● THE PROBLEM: Restate the whole of the material. Keep every word, and drop the pictures.

** Start LISTED ENTRIES **

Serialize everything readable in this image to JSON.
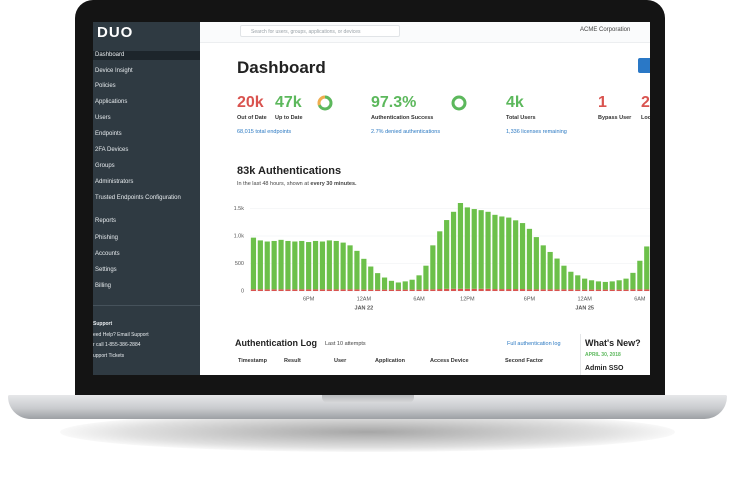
{
  "sidebar": {
    "logo": "DUO",
    "menu": [
      "Dashboard",
      "Device Insight",
      "Policies",
      "Applications",
      "Users",
      "Endpoints",
      "2FA Devices",
      "Groups",
      "Administrators",
      "Trusted Endpoints Configuration",
      "Reports",
      "Phishing",
      "Accounts",
      "Settings",
      "Billing"
    ],
    "support": {
      "title": "Support",
      "lines": [
        "eed Help? Email Support",
        "r call 1-855-386-2884",
        "upport Tickets"
      ]
    }
  },
  "topbar": {
    "search_placeholder": "Search for users, groups, applications, or devices",
    "account": "ACME Corporation"
  },
  "header": {
    "title": "Dashboard"
  },
  "stats": [
    {
      "value": "20k",
      "label": "Out of Date",
      "link": "68,015 total endpoints"
    },
    {
      "value": "47k",
      "label": "Up to Date"
    },
    {
      "value": "97.3%",
      "label": "Authentication Success",
      "link": "2.7% denied authentications"
    },
    {
      "value": "4k",
      "label": "Total Users",
      "link": "1,336 licenses remaining"
    },
    {
      "value": "1",
      "label": "Bypass User"
    },
    {
      "value": "2",
      "label": "Loc"
    }
  ],
  "chart_data": {
    "type": "bar",
    "stacked": true,
    "title": "83k Authentications",
    "subtitle": "In the last 48 hours, shown at ",
    "subtitle_emphasis": "every 30 minutes.",
    "categories": [
      null,
      null,
      null,
      null,
      null,
      null,
      null,
      null,
      "6PM",
      null,
      null,
      null,
      null,
      null,
      null,
      null,
      "12AM",
      null,
      null,
      null,
      null,
      null,
      null,
      null,
      "6AM",
      null,
      null,
      null,
      null,
      null,
      null,
      "12PM",
      null,
      null,
      null,
      null,
      null,
      null,
      null,
      null,
      "6PM",
      null,
      null,
      null,
      null,
      null,
      null,
      null,
      "12AM",
      null,
      null,
      null,
      null,
      null,
      null,
      null,
      "6AM",
      null
    ],
    "date_labels": [
      null,
      null,
      null,
      null,
      null,
      null,
      null,
      null,
      null,
      null,
      null,
      null,
      null,
      null,
      null,
      null,
      "JAN 22",
      null,
      null,
      null,
      null,
      null,
      null,
      null,
      null,
      null,
      null,
      null,
      null,
      null,
      null,
      null,
      null,
      null,
      null,
      null,
      null,
      null,
      null,
      null,
      null,
      null,
      null,
      null,
      null,
      null,
      null,
      null,
      "JAN 25",
      null,
      null,
      null,
      null,
      null,
      null,
      null,
      null,
      null
    ],
    "series": [
      {
        "color": "#d9534f",
        "values": [
          30,
          30,
          30,
          30,
          30,
          30,
          30,
          30,
          30,
          30,
          30,
          30,
          30,
          30,
          30,
          30,
          25,
          25,
          25,
          25,
          25,
          25,
          25,
          25,
          25,
          30,
          30,
          35,
          40,
          40,
          40,
          40,
          40,
          40,
          40,
          35,
          35,
          35,
          35,
          35,
          30,
          30,
          30,
          30,
          30,
          30,
          30,
          25,
          25,
          25,
          25,
          25,
          25,
          25,
          25,
          30,
          30,
          30
        ]
      },
      {
        "color": "#6cc04a",
        "values": [
          940,
          890,
          870,
          880,
          900,
          880,
          870,
          880,
          860,
          880,
          870,
          890,
          880,
          850,
          800,
          700,
          560,
          420,
          300,
          220,
          160,
          130,
          150,
          180,
          260,
          430,
          800,
          1050,
          1250,
          1400,
          1560,
          1480,
          1450,
          1430,
          1400,
          1350,
          1320,
          1300,
          1250,
          1200,
          1100,
          950,
          800,
          680,
          560,
          430,
          320,
          260,
          200,
          170,
          150,
          140,
          150,
          170,
          200,
          300,
          520,
          780
        ]
      }
    ],
    "ylim": [
      0,
      1600
    ],
    "yticks": [
      0,
      500,
      {
        "value": 1000,
        "label": "1.0k"
      },
      {
        "value": 1500,
        "label": "1.5k"
      }
    ],
    "grid": true
  },
  "auth_log": {
    "title": "Authentication Log",
    "subtitle": "Last 10 attempts",
    "link": "Full authentication log",
    "columns": [
      "Timestamp",
      "Result",
      "User",
      "Application",
      "Access Device",
      "Second Factor"
    ]
  },
  "whats_new": {
    "title": "What's New?",
    "date": "APRIL 30, 2018",
    "item": "Admin SSO"
  }
}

** End LISTED ENTRIES **

● SOLUTION TO THIS PROBLEM:
Serialize everything readable in this image to JSON.
{
  "sidebar": {
    "logo": "DUO",
    "menu": [
      "Dashboard",
      "Device Insight",
      "Policies",
      "Applications",
      "Users",
      "Endpoints",
      "2FA Devices",
      "Groups",
      "Administrators",
      "Trusted Endpoints Configuration",
      "Reports",
      "Phishing",
      "Accounts",
      "Settings",
      "Billing"
    ],
    "support": {
      "title": "Support",
      "lines": [
        "eed Help? Email Support",
        "r call 1-855-386-2884",
        "upport Tickets"
      ]
    }
  },
  "topbar": {
    "search_placeholder": "Search for users, groups, applications, or devices",
    "account": "ACME Corporation"
  },
  "header": {
    "title": "Dashboard"
  },
  "stats": [
    {
      "value": "20k",
      "label": "Out of Date",
      "link": "68,015 total endpoints"
    },
    {
      "value": "47k",
      "label": "Up to Date"
    },
    {
      "value": "97.3%",
      "label": "Authentication Success",
      "link": "2.7% denied authentications"
    },
    {
      "value": "4k",
      "label": "Total Users",
      "link": "1,336 licenses remaining"
    },
    {
      "value": "1",
      "label": "Bypass User"
    },
    {
      "value": "2",
      "label": "Loc"
    }
  ],
  "chart_data": {
    "type": "bar",
    "stacked": true,
    "title": "83k Authentications",
    "subtitle": "In the last 48 hours, shown at ",
    "subtitle_emphasis": "every 30 minutes.",
    "categories": [
      null,
      null,
      null,
      null,
      null,
      null,
      null,
      null,
      "6PM",
      null,
      null,
      null,
      null,
      null,
      null,
      null,
      "12AM",
      null,
      null,
      null,
      null,
      null,
      null,
      null,
      "6AM",
      null,
      null,
      null,
      null,
      null,
      null,
      "12PM",
      null,
      null,
      null,
      null,
      null,
      null,
      null,
      null,
      "6PM",
      null,
      null,
      null,
      null,
      null,
      null,
      null,
      "12AM",
      null,
      null,
      null,
      null,
      null,
      null,
      null,
      "6AM",
      null
    ],
    "date_labels": [
      null,
      null,
      null,
      null,
      null,
      null,
      null,
      null,
      null,
      null,
      null,
      null,
      null,
      null,
      null,
      null,
      "JAN 22",
      null,
      null,
      null,
      null,
      null,
      null,
      null,
      null,
      null,
      null,
      null,
      null,
      null,
      null,
      null,
      null,
      null,
      null,
      null,
      null,
      null,
      null,
      null,
      null,
      null,
      null,
      null,
      null,
      null,
      null,
      null,
      "JAN 25",
      null,
      null,
      null,
      null,
      null,
      null,
      null,
      null,
      null
    ],
    "series": [
      {
        "color": "#d9534f",
        "values": [
          30,
          30,
          30,
          30,
          30,
          30,
          30,
          30,
          30,
          30,
          30,
          30,
          30,
          30,
          30,
          30,
          25,
          25,
          25,
          25,
          25,
          25,
          25,
          25,
          25,
          30,
          30,
          35,
          40,
          40,
          40,
          40,
          40,
          40,
          40,
          35,
          35,
          35,
          35,
          35,
          30,
          30,
          30,
          30,
          30,
          30,
          30,
          25,
          25,
          25,
          25,
          25,
          25,
          25,
          25,
          30,
          30,
          30
        ]
      },
      {
        "color": "#6cc04a",
        "values": [
          940,
          890,
          870,
          880,
          900,
          880,
          870,
          880,
          860,
          880,
          870,
          890,
          880,
          850,
          800,
          700,
          560,
          420,
          300,
          220,
          160,
          130,
          150,
          180,
          260,
          430,
          800,
          1050,
          1250,
          1400,
          1560,
          1480,
          1450,
          1430,
          1400,
          1350,
          1320,
          1300,
          1250,
          1200,
          1100,
          950,
          800,
          680,
          560,
          430,
          320,
          260,
          200,
          170,
          150,
          140,
          150,
          170,
          200,
          300,
          520,
          780
        ]
      }
    ],
    "ylim": [
      0,
      1600
    ],
    "yticks": [
      0,
      500,
      {
        "value": 1000,
        "label": "1.0k"
      },
      {
        "value": 1500,
        "label": "1.5k"
      }
    ],
    "grid": true
  },
  "auth_log": {
    "title": "Authentication Log",
    "subtitle": "Last 10 attempts",
    "link": "Full authentication log",
    "columns": [
      "Timestamp",
      "Result",
      "User",
      "Application",
      "Access Device",
      "Second Factor"
    ]
  },
  "whats_new": {
    "title": "What's New?",
    "date": "APRIL 30, 2018",
    "item": "Admin SSO"
  }
}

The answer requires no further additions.